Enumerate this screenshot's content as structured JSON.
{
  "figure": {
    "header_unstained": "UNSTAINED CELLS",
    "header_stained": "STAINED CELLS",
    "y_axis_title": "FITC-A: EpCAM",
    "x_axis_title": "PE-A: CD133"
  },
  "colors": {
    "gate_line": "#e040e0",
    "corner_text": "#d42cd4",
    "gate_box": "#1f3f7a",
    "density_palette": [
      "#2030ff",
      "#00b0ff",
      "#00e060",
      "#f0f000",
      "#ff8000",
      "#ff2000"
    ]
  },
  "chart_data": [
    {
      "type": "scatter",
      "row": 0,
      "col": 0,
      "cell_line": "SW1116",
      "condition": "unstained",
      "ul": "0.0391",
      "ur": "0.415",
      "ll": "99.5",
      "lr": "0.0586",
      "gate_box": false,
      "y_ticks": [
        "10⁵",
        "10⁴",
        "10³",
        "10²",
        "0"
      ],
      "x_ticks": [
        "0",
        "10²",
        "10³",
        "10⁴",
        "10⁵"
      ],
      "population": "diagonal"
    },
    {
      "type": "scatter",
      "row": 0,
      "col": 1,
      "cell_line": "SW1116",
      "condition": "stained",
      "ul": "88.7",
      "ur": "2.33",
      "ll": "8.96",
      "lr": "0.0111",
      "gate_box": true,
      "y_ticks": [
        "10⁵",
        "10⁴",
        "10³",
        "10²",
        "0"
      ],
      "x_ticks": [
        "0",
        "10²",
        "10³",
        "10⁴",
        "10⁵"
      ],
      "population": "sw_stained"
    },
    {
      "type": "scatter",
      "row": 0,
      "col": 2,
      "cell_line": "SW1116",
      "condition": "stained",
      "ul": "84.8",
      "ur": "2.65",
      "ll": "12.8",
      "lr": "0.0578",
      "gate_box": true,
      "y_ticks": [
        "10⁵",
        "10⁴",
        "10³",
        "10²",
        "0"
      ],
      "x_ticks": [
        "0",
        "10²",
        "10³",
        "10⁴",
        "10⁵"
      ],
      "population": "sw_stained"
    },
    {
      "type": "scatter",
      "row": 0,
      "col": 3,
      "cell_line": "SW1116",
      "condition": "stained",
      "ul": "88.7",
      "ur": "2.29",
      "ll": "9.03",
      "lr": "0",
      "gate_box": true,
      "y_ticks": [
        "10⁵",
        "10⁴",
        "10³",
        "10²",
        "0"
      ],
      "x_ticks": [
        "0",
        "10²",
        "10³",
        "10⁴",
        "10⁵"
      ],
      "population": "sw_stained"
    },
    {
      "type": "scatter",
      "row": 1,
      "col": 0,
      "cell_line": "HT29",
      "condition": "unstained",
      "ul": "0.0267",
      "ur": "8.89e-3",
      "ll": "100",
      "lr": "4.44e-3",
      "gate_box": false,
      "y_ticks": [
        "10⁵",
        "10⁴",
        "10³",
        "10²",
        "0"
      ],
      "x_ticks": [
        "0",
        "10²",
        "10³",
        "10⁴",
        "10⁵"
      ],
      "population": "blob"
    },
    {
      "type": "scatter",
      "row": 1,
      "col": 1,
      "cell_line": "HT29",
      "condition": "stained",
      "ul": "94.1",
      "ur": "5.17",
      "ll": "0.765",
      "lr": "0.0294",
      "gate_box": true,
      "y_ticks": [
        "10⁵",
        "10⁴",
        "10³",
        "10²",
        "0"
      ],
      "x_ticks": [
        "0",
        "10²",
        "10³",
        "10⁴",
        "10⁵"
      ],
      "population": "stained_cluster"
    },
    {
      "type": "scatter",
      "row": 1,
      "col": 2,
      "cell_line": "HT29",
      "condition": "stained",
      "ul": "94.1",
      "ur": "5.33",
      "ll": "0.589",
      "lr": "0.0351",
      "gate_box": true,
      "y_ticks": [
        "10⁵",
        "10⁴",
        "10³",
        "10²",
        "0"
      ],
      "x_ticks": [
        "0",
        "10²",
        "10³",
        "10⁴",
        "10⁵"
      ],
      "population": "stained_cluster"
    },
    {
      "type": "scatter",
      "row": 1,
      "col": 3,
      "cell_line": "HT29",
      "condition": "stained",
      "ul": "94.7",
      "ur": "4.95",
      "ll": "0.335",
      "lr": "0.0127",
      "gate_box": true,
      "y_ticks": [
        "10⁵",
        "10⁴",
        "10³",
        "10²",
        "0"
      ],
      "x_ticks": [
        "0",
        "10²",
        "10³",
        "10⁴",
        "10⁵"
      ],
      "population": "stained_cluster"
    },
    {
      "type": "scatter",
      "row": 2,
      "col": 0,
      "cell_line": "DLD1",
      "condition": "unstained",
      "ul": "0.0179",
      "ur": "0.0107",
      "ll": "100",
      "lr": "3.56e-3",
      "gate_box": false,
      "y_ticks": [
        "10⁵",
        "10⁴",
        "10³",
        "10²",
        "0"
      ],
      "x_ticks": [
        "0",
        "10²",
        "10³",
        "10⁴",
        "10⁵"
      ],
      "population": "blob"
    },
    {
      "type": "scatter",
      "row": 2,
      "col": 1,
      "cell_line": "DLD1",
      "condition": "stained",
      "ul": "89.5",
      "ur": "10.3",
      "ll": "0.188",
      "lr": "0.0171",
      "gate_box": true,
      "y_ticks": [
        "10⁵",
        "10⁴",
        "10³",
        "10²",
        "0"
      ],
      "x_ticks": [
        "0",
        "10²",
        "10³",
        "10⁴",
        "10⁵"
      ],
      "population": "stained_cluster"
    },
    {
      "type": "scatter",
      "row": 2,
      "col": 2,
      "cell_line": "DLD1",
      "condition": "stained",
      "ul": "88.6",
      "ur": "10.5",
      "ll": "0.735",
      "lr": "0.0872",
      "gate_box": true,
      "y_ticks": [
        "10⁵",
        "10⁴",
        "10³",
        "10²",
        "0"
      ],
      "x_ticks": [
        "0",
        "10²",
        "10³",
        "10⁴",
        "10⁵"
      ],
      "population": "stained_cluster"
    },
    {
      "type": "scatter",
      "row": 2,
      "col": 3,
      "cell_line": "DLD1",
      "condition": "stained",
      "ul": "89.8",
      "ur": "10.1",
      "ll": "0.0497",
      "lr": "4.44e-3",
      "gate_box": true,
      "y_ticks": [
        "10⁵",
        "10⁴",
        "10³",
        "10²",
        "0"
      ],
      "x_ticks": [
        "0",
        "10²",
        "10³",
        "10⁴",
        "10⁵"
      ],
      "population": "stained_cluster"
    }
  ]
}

ASSIGNMENT: Output the full listing. Match it exactly.

WRITTEN SOLUTION:
Enumerate this screenshot's content as structured JSON.
{
  "figure": {
    "header_unstained": "UNSTAINED CELLS",
    "header_stained": "STAINED CELLS",
    "y_axis_title": "FITC-A: EpCAM",
    "x_axis_title": "PE-A: CD133"
  },
  "colors": {
    "gate_line": "#e040e0",
    "corner_text": "#d42cd4",
    "gate_box": "#1f3f7a",
    "density_palette": [
      "#2030ff",
      "#00b0ff",
      "#00e060",
      "#f0f000",
      "#ff8000",
      "#ff2000"
    ]
  },
  "chart_data": [
    {
      "type": "scatter",
      "row": 0,
      "col": 0,
      "cell_line": "SW1116",
      "condition": "unstained",
      "ul": "0.0391",
      "ur": "0.415",
      "ll": "99.5",
      "lr": "0.0586",
      "gate_box": false,
      "y_ticks": [
        "10⁵",
        "10⁴",
        "10³",
        "10²",
        "0"
      ],
      "x_ticks": [
        "0",
        "10²",
        "10³",
        "10⁴",
        "10⁵"
      ],
      "population": "diagonal"
    },
    {
      "type": "scatter",
      "row": 0,
      "col": 1,
      "cell_line": "SW1116",
      "condition": "stained",
      "ul": "88.7",
      "ur": "2.33",
      "ll": "8.96",
      "lr": "0.0111",
      "gate_box": true,
      "y_ticks": [
        "10⁵",
        "10⁴",
        "10³",
        "10²",
        "0"
      ],
      "x_ticks": [
        "0",
        "10²",
        "10³",
        "10⁴",
        "10⁵"
      ],
      "population": "sw_stained"
    },
    {
      "type": "scatter",
      "row": 0,
      "col": 2,
      "cell_line": "SW1116",
      "condition": "stained",
      "ul": "84.8",
      "ur": "2.65",
      "ll": "12.8",
      "lr": "0.0578",
      "gate_box": true,
      "y_ticks": [
        "10⁵",
        "10⁴",
        "10³",
        "10²",
        "0"
      ],
      "x_ticks": [
        "0",
        "10²",
        "10³",
        "10⁴",
        "10⁵"
      ],
      "population": "sw_stained"
    },
    {
      "type": "scatter",
      "row": 0,
      "col": 3,
      "cell_line": "SW1116",
      "condition": "stained",
      "ul": "88.7",
      "ur": "2.29",
      "ll": "9.03",
      "lr": "0",
      "gate_box": true,
      "y_ticks": [
        "10⁵",
        "10⁴",
        "10³",
        "10²",
        "0"
      ],
      "x_ticks": [
        "0",
        "10²",
        "10³",
        "10⁴",
        "10⁵"
      ],
      "population": "sw_stained"
    },
    {
      "type": "scatter",
      "row": 1,
      "col": 0,
      "cell_line": "HT29",
      "condition": "unstained",
      "ul": "0.0267",
      "ur": "8.89e-3",
      "ll": "100",
      "lr": "4.44e-3",
      "gate_box": false,
      "y_ticks": [
        "10⁵",
        "10⁴",
        "10³",
        "10²",
        "0"
      ],
      "x_ticks": [
        "0",
        "10²",
        "10³",
        "10⁴",
        "10⁵"
      ],
      "population": "blob"
    },
    {
      "type": "scatter",
      "row": 1,
      "col": 1,
      "cell_line": "HT29",
      "condition": "stained",
      "ul": "94.1",
      "ur": "5.17",
      "ll": "0.765",
      "lr": "0.0294",
      "gate_box": true,
      "y_ticks": [
        "10⁵",
        "10⁴",
        "10³",
        "10²",
        "0"
      ],
      "x_ticks": [
        "0",
        "10²",
        "10³",
        "10⁴",
        "10⁵"
      ],
      "population": "stained_cluster"
    },
    {
      "type": "scatter",
      "row": 1,
      "col": 2,
      "cell_line": "HT29",
      "condition": "stained",
      "ul": "94.1",
      "ur": "5.33",
      "ll": "0.589",
      "lr": "0.0351",
      "gate_box": true,
      "y_ticks": [
        "10⁵",
        "10⁴",
        "10³",
        "10²",
        "0"
      ],
      "x_ticks": [
        "0",
        "10²",
        "10³",
        "10⁴",
        "10⁵"
      ],
      "population": "stained_cluster"
    },
    {
      "type": "scatter",
      "row": 1,
      "col": 3,
      "cell_line": "HT29",
      "condition": "stained",
      "ul": "94.7",
      "ur": "4.95",
      "ll": "0.335",
      "lr": "0.0127",
      "gate_box": true,
      "y_ticks": [
        "10⁵",
        "10⁴",
        "10³",
        "10²",
        "0"
      ],
      "x_ticks": [
        "0",
        "10²",
        "10³",
        "10⁴",
        "10⁵"
      ],
      "population": "stained_cluster"
    },
    {
      "type": "scatter",
      "row": 2,
      "col": 0,
      "cell_line": "DLD1",
      "condition": "unstained",
      "ul": "0.0179",
      "ur": "0.0107",
      "ll": "100",
      "lr": "3.56e-3",
      "gate_box": false,
      "y_ticks": [
        "10⁵",
        "10⁴",
        "10³",
        "10²",
        "0"
      ],
      "x_ticks": [
        "0",
        "10²",
        "10³",
        "10⁴",
        "10⁵"
      ],
      "population": "blob"
    },
    {
      "type": "scatter",
      "row": 2,
      "col": 1,
      "cell_line": "DLD1",
      "condition": "stained",
      "ul": "89.5",
      "ur": "10.3",
      "ll": "0.188",
      "lr": "0.0171",
      "gate_box": true,
      "y_ticks": [
        "10⁵",
        "10⁴",
        "10³",
        "10²",
        "0"
      ],
      "x_ticks": [
        "0",
        "10²",
        "10³",
        "10⁴",
        "10⁵"
      ],
      "population": "stained_cluster"
    },
    {
      "type": "scatter",
      "row": 2,
      "col": 2,
      "cell_line": "DLD1",
      "condition": "stained",
      "ul": "88.6",
      "ur": "10.5",
      "ll": "0.735",
      "lr": "0.0872",
      "gate_box": true,
      "y_ticks": [
        "10⁵",
        "10⁴",
        "10³",
        "10²",
        "0"
      ],
      "x_ticks": [
        "0",
        "10²",
        "10³",
        "10⁴",
        "10⁵"
      ],
      "population": "stained_cluster"
    },
    {
      "type": "scatter",
      "row": 2,
      "col": 3,
      "cell_line": "DLD1",
      "condition": "stained",
      "ul": "89.8",
      "ur": "10.1",
      "ll": "0.0497",
      "lr": "4.44e-3",
      "gate_box": true,
      "y_ticks": [
        "10⁵",
        "10⁴",
        "10³",
        "10²",
        "0"
      ],
      "x_ticks": [
        "0",
        "10²",
        "10³",
        "10⁴",
        "10⁵"
      ],
      "population": "stained_cluster"
    }
  ]
}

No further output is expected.